## TASK OBJECTIVE
Repeat the love-advice column passage between "With Valentine's Day" and "let's get engaged?", inclusive, swapping "Valentine's Day" for "Mother's Day".

## DOCUMENT EXCERPT
- - - -

With Valentine's Day quickly approaching, love is in the air and I feel that like Hallmark and Russell Stover, I should take the opportunity to cash in on it. Today I will be answering love related questions submitted by my readers. I can't promise that my responses will be helpful because I personally hate Valentine's Day, love, public displays of affections and anything that relates to sharing feelings with someone other than my shrink, but as always I will push through my emotional ineptness and try to help to the best of my abilities.
"When someone says,"I love you," what they really mean is, "I love the way I feel when anyone expresses an interest in me, in this case, you." -Walter T. Pratt
How do you get a guy to make the leap from live in boy friend to let's get engaged?

- - - -

## SUPPLIED ENTRIES
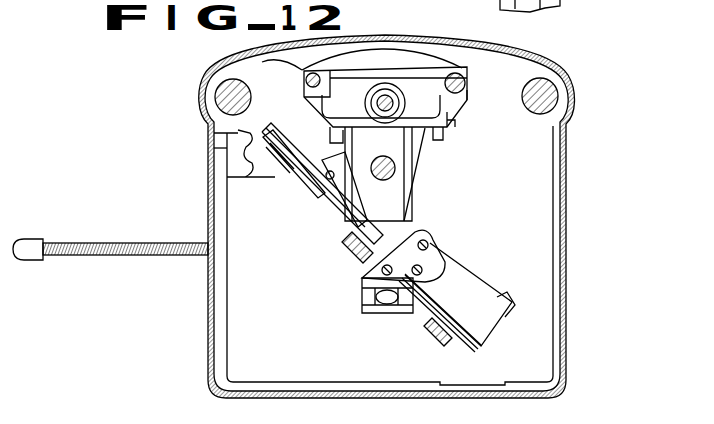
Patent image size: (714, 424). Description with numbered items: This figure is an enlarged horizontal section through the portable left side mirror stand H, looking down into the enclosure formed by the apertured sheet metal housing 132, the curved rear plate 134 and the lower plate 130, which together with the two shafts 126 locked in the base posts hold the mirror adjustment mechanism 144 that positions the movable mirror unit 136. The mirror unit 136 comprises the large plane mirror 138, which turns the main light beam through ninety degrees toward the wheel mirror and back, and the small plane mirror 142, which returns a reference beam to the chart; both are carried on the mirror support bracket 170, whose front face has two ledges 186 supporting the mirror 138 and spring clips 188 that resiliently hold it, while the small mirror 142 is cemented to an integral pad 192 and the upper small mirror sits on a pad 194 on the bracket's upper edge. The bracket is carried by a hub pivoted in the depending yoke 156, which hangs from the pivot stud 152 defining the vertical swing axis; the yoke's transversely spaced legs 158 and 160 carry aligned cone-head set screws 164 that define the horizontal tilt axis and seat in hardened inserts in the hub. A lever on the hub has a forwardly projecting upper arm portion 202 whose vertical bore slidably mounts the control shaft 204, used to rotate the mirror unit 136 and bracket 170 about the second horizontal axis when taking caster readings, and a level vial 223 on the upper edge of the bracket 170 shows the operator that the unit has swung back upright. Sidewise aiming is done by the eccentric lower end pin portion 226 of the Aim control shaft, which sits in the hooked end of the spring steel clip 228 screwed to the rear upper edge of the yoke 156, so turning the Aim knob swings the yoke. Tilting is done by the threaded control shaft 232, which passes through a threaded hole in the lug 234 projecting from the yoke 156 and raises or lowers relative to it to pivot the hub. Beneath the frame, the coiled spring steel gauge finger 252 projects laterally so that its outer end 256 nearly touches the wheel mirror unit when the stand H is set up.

- - - -

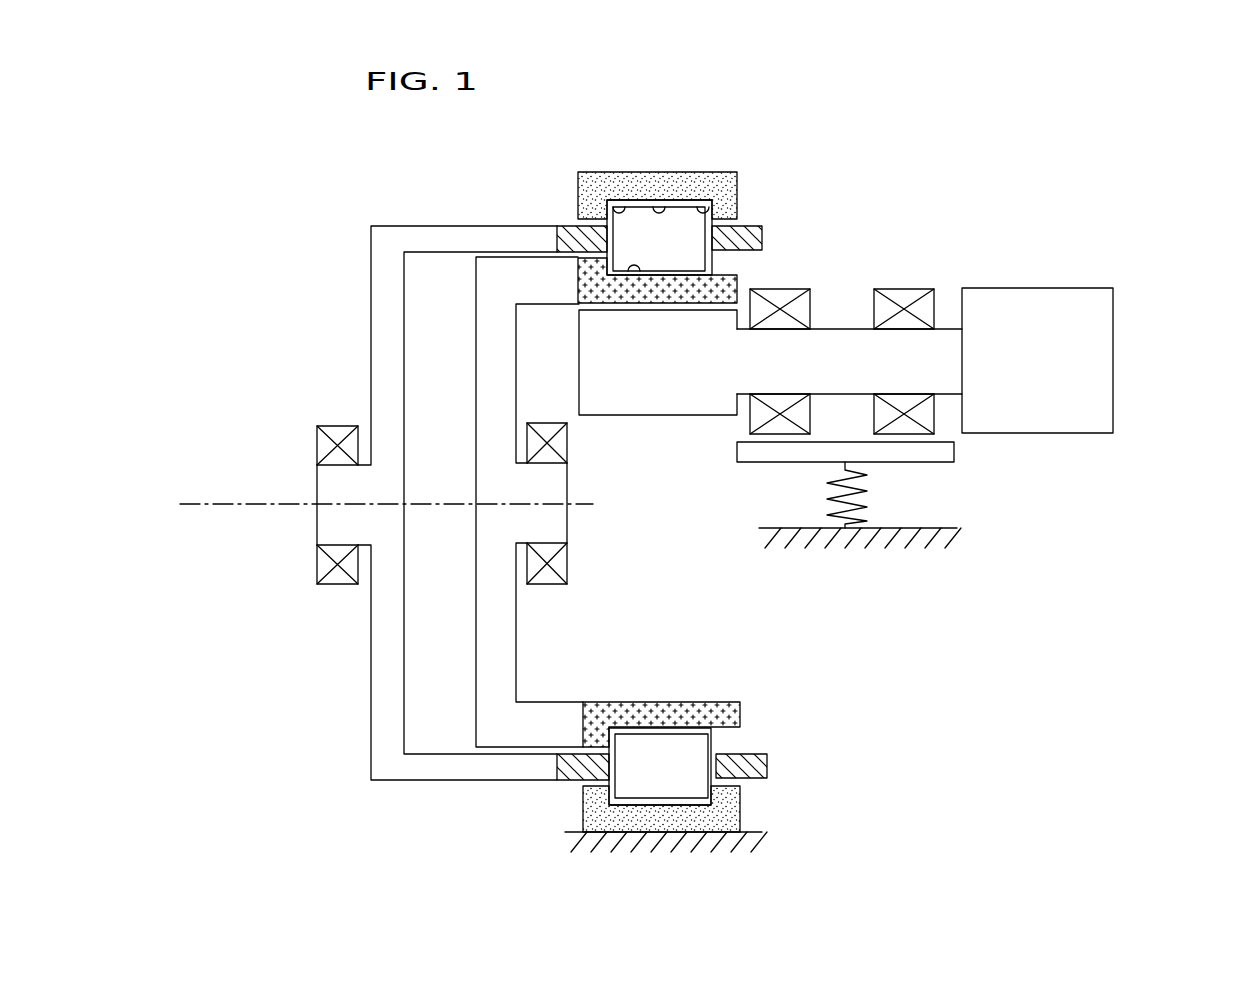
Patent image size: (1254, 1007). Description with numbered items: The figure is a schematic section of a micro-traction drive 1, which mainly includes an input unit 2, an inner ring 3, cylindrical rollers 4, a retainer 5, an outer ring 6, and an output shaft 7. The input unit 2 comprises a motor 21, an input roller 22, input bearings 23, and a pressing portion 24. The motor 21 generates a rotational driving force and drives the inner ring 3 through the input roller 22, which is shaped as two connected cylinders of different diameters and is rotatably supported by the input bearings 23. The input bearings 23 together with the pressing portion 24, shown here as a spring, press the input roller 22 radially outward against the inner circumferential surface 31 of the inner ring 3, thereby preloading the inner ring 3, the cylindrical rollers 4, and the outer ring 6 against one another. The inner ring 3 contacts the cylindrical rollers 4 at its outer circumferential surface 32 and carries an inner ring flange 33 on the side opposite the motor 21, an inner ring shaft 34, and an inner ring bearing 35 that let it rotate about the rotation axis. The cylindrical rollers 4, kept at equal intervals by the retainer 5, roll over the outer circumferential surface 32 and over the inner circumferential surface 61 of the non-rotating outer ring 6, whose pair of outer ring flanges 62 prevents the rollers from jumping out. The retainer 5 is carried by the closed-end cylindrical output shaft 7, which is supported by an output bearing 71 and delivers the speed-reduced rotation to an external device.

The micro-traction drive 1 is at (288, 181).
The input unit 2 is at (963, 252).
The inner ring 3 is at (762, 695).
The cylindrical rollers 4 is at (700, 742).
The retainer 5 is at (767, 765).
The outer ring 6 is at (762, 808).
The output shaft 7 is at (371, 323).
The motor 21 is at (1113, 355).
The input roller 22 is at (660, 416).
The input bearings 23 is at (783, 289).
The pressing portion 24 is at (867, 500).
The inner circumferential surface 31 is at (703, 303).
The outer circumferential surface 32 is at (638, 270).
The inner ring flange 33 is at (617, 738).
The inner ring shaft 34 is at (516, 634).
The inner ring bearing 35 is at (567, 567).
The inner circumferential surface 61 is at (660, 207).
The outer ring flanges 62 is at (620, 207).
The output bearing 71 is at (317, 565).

- - - -

## RESPONSE TO THIS EXERCISE
With Mother's Day quickly approaching, love is in the air and I feel that like Hallmark and Russell Stover, I should take the opportunity to cash in on it. Today I will be answering love related questions submitted by my readers. I can't promise that my responses will be helpful because I personally hate Mother's Day, love, public displays of affections and anything that relates to sharing feelings with someone other than my shrink, but as always I will push through my emotional ineptness and try to help to the best of my abilities.
"When someone says,"I love you," what they really mean is, "I love the way I feel when anyone expresses an interest in me, in this case, you." -Walter T. Pratt
How do you get a guy to make the leap from live in boy friend to let's get engaged?